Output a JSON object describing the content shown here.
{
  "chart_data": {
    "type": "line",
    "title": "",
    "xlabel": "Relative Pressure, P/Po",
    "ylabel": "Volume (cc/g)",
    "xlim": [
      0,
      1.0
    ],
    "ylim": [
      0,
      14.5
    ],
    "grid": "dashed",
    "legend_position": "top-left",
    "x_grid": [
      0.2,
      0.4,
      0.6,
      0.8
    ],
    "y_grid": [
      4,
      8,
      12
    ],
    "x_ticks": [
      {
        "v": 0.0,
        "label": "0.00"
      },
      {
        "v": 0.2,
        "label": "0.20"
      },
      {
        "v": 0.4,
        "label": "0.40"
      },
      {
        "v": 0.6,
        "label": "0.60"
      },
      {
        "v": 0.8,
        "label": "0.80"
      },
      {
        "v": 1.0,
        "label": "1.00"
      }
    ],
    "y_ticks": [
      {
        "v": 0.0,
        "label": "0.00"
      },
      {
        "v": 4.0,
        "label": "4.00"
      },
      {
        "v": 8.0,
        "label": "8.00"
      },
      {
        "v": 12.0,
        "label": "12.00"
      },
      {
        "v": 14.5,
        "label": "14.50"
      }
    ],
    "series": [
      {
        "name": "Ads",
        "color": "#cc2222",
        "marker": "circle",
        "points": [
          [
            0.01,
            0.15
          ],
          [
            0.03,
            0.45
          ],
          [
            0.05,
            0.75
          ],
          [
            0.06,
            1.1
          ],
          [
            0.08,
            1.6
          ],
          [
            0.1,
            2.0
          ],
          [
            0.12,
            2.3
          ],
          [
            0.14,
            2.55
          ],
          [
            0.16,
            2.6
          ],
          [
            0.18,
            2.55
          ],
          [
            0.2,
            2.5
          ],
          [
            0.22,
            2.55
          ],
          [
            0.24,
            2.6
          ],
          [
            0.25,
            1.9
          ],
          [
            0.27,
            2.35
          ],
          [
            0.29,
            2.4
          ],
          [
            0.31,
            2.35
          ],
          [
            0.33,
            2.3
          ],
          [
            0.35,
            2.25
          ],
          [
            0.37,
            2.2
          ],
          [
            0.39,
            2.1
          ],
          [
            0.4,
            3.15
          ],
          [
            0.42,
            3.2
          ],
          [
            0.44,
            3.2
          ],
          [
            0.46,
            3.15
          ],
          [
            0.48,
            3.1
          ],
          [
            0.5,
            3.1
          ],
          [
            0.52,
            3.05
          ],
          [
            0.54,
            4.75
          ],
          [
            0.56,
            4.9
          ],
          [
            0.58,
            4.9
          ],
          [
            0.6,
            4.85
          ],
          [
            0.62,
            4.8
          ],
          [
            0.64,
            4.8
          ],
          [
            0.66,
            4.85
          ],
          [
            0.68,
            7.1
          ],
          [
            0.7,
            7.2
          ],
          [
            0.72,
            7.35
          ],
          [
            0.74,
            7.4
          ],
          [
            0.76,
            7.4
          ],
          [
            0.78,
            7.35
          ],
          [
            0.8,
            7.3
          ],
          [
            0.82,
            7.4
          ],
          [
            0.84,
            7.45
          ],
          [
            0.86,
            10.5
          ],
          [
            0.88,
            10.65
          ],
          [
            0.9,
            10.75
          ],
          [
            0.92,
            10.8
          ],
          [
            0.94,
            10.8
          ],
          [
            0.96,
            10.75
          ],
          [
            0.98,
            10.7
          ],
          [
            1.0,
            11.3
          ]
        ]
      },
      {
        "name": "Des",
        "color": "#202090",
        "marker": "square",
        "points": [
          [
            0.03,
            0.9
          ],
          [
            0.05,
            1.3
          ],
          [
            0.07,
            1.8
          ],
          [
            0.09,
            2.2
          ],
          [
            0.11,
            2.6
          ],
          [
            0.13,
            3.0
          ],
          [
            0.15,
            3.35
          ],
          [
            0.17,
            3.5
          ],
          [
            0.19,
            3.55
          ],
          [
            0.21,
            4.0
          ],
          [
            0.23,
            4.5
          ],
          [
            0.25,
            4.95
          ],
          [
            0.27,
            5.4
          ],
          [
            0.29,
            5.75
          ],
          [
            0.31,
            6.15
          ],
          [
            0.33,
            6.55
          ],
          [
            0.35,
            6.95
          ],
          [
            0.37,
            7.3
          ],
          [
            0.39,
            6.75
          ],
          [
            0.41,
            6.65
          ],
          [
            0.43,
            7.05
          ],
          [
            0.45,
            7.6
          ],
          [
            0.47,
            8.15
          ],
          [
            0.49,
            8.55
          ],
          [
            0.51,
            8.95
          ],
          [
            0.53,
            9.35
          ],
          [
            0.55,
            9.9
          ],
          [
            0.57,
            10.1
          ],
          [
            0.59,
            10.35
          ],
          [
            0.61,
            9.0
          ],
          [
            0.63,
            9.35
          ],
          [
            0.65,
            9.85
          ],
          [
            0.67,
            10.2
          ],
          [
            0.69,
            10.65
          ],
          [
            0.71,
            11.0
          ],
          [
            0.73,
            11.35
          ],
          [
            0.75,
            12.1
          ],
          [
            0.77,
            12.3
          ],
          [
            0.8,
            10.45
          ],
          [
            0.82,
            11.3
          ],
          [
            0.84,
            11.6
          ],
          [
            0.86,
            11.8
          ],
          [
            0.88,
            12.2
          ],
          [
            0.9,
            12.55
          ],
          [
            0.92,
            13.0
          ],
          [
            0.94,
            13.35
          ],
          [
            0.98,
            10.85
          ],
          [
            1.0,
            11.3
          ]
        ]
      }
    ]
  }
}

______

▶ WHAT THE EXERCISE ASKS:
Provide an exact reproduction of all the entries shown above.

▶ WRITTEN RESPONSE:
Output a JSON object describing the content shown here.
{
  "chart_data": {
    "type": "line",
    "title": "",
    "xlabel": "Relative Pressure, P/Po",
    "ylabel": "Volume (cc/g)",
    "xlim": [
      0,
      1.0
    ],
    "ylim": [
      0,
      14.5
    ],
    "grid": "dashed",
    "legend_position": "top-left",
    "x_grid": [
      0.2,
      0.4,
      0.6,
      0.8
    ],
    "y_grid": [
      4,
      8,
      12
    ],
    "x_ticks": [
      {
        "v": 0.0,
        "label": "0.00"
      },
      {
        "v": 0.2,
        "label": "0.20"
      },
      {
        "v": 0.4,
        "label": "0.40"
      },
      {
        "v": 0.6,
        "label": "0.60"
      },
      {
        "v": 0.8,
        "label": "0.80"
      },
      {
        "v": 1.0,
        "label": "1.00"
      }
    ],
    "y_ticks": [
      {
        "v": 0.0,
        "label": "0.00"
      },
      {
        "v": 4.0,
        "label": "4.00"
      },
      {
        "v": 8.0,
        "label": "8.00"
      },
      {
        "v": 12.0,
        "label": "12.00"
      },
      {
        "v": 14.5,
        "label": "14.50"
      }
    ],
    "series": [
      {
        "name": "Ads",
        "color": "#cc2222",
        "marker": "circle",
        "points": [
          [
            0.01,
            0.15
          ],
          [
            0.03,
            0.45
          ],
          [
            0.05,
            0.75
          ],
          [
            0.06,
            1.1
          ],
          [
            0.08,
            1.6
          ],
          [
            0.1,
            2.0
          ],
          [
            0.12,
            2.3
          ],
          [
            0.14,
            2.55
          ],
          [
            0.16,
            2.6
          ],
          [
            0.18,
            2.55
          ],
          [
            0.2,
            2.5
          ],
          [
            0.22,
            2.55
          ],
          [
            0.24,
            2.6
          ],
          [
            0.25,
            1.9
          ],
          [
            0.27,
            2.35
          ],
          [
            0.29,
            2.4
          ],
          [
            0.31,
            2.35
          ],
          [
            0.33,
            2.3
          ],
          [
            0.35,
            2.25
          ],
          [
            0.37,
            2.2
          ],
          [
            0.39,
            2.1
          ],
          [
            0.4,
            3.15
          ],
          [
            0.42,
            3.2
          ],
          [
            0.44,
            3.2
          ],
          [
            0.46,
            3.15
          ],
          [
            0.48,
            3.1
          ],
          [
            0.5,
            3.1
          ],
          [
            0.52,
            3.05
          ],
          [
            0.54,
            4.75
          ],
          [
            0.56,
            4.9
          ],
          [
            0.58,
            4.9
          ],
          [
            0.6,
            4.85
          ],
          [
            0.62,
            4.8
          ],
          [
            0.64,
            4.8
          ],
          [
            0.66,
            4.85
          ],
          [
            0.68,
            7.1
          ],
          [
            0.7,
            7.2
          ],
          [
            0.72,
            7.35
          ],
          [
            0.74,
            7.4
          ],
          [
            0.76,
            7.4
          ],
          [
            0.78,
            7.35
          ],
          [
            0.8,
            7.3
          ],
          [
            0.82,
            7.4
          ],
          [
            0.84,
            7.45
          ],
          [
            0.86,
            10.5
          ],
          [
            0.88,
            10.65
          ],
          [
            0.9,
            10.75
          ],
          [
            0.92,
            10.8
          ],
          [
            0.94,
            10.8
          ],
          [
            0.96,
            10.75
          ],
          [
            0.98,
            10.7
          ],
          [
            1.0,
            11.3
          ]
        ]
      },
      {
        "name": "Des",
        "color": "#202090",
        "marker": "square",
        "points": [
          [
            0.03,
            0.9
          ],
          [
            0.05,
            1.3
          ],
          [
            0.07,
            1.8
          ],
          [
            0.09,
            2.2
          ],
          [
            0.11,
            2.6
          ],
          [
            0.13,
            3.0
          ],
          [
            0.15,
            3.35
          ],
          [
            0.17,
            3.5
          ],
          [
            0.19,
            3.55
          ],
          [
            0.21,
            4.0
          ],
          [
            0.23,
            4.5
          ],
          [
            0.25,
            4.95
          ],
          [
            0.27,
            5.4
          ],
          [
            0.29,
            5.75
          ],
          [
            0.31,
            6.15
          ],
          [
            0.33,
            6.55
          ],
          [
            0.35,
            6.95
          ],
          [
            0.37,
            7.3
          ],
          [
            0.39,
            6.75
          ],
          [
            0.41,
            6.65
          ],
          [
            0.43,
            7.05
          ],
          [
            0.45,
            7.6
          ],
          [
            0.47,
            8.15
          ],
          [
            0.49,
            8.55
          ],
          [
            0.51,
            8.95
          ],
          [
            0.53,
            9.35
          ],
          [
            0.55,
            9.9
          ],
          [
            0.57,
            10.1
          ],
          [
            0.59,
            10.35
          ],
          [
            0.61,
            9.0
          ],
          [
            0.63,
            9.35
          ],
          [
            0.65,
            9.85
          ],
          [
            0.67,
            10.2
          ],
          [
            0.69,
            10.65
          ],
          [
            0.71,
            11.0
          ],
          [
            0.73,
            11.35
          ],
          [
            0.75,
            12.1
          ],
          [
            0.77,
            12.3
          ],
          [
            0.8,
            10.45
          ],
          [
            0.82,
            11.3
          ],
          [
            0.84,
            11.6
          ],
          [
            0.86,
            11.8
          ],
          [
            0.88,
            12.2
          ],
          [
            0.9,
            12.55
          ],
          [
            0.92,
            13.0
          ],
          [
            0.94,
            13.35
          ],
          [
            0.98,
            10.85
          ],
          [
            1.0,
            11.3
          ]
        ]
      }
    ]
  }
}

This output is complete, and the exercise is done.